begin SUPPLIED DATA
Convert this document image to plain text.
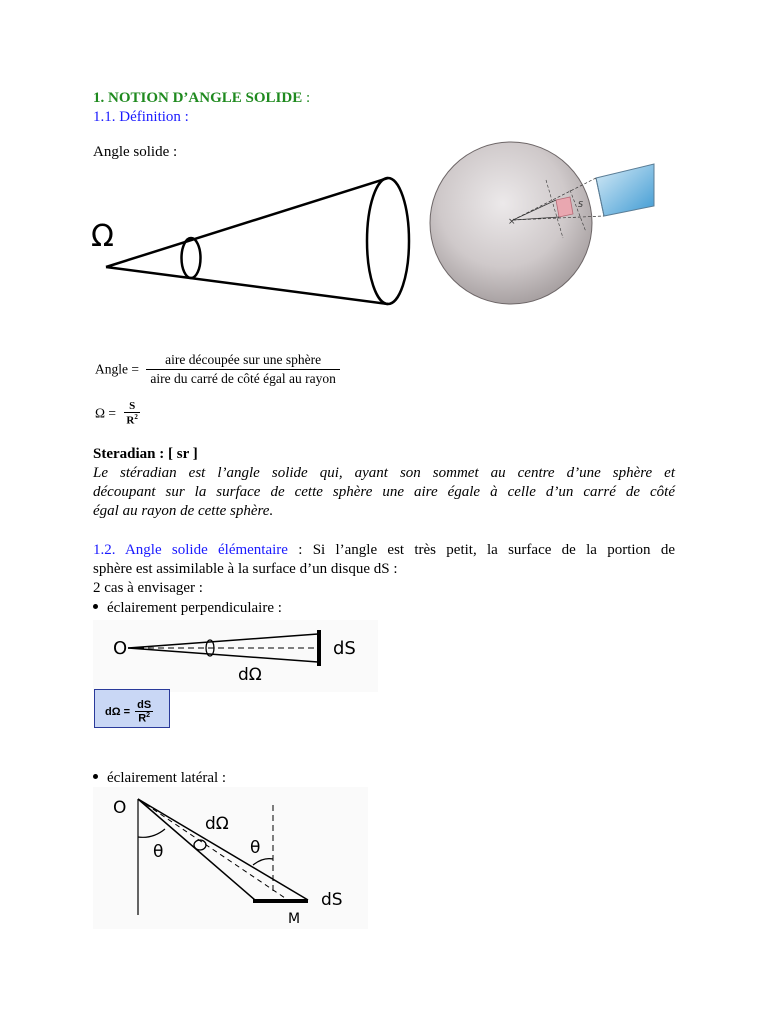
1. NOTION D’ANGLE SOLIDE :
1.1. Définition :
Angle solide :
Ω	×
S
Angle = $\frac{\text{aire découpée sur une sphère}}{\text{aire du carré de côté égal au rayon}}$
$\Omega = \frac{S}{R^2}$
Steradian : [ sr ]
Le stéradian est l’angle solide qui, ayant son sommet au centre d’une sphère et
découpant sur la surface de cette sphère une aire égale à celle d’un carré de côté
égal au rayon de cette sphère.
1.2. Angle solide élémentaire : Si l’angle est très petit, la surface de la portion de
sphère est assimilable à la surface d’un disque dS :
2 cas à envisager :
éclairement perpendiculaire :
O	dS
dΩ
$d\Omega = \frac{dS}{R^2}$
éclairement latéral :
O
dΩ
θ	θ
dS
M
end SUPPLIED DATA
◆ **WHAT IS REQUIRED**
Copy the entries exactly. Leave out the images.

◆ **SOLUTION**
Convert this document image to plain text.
1. NOTION D’ANGLE SOLIDE :
1.1. Définition :
Angle solide :
Ω	×
S
Angle = $\frac{\text{aire découpée sur une sphère}}{\text{aire du carré de côté égal au rayon}}$
$\Omega = \frac{S}{R^2}$
Steradian : [ sr ]
Le stéradian est l’angle solide qui, ayant son sommet au centre d’une sphère et
découpant sur la surface de cette sphère une aire égale à celle d’un carré de côté
égal au rayon de cette sphère.
1.2. Angle solide élémentaire : Si l’angle est très petit, la surface de la portion de
sphère est assimilable à la surface d’un disque dS :
2 cas à envisager :
éclairement perpendiculaire :
O	dS
dΩ
$d\Omega = \frac{dS}{R^2}$
éclairement latéral :
O
dΩ
θ	θ
dS
M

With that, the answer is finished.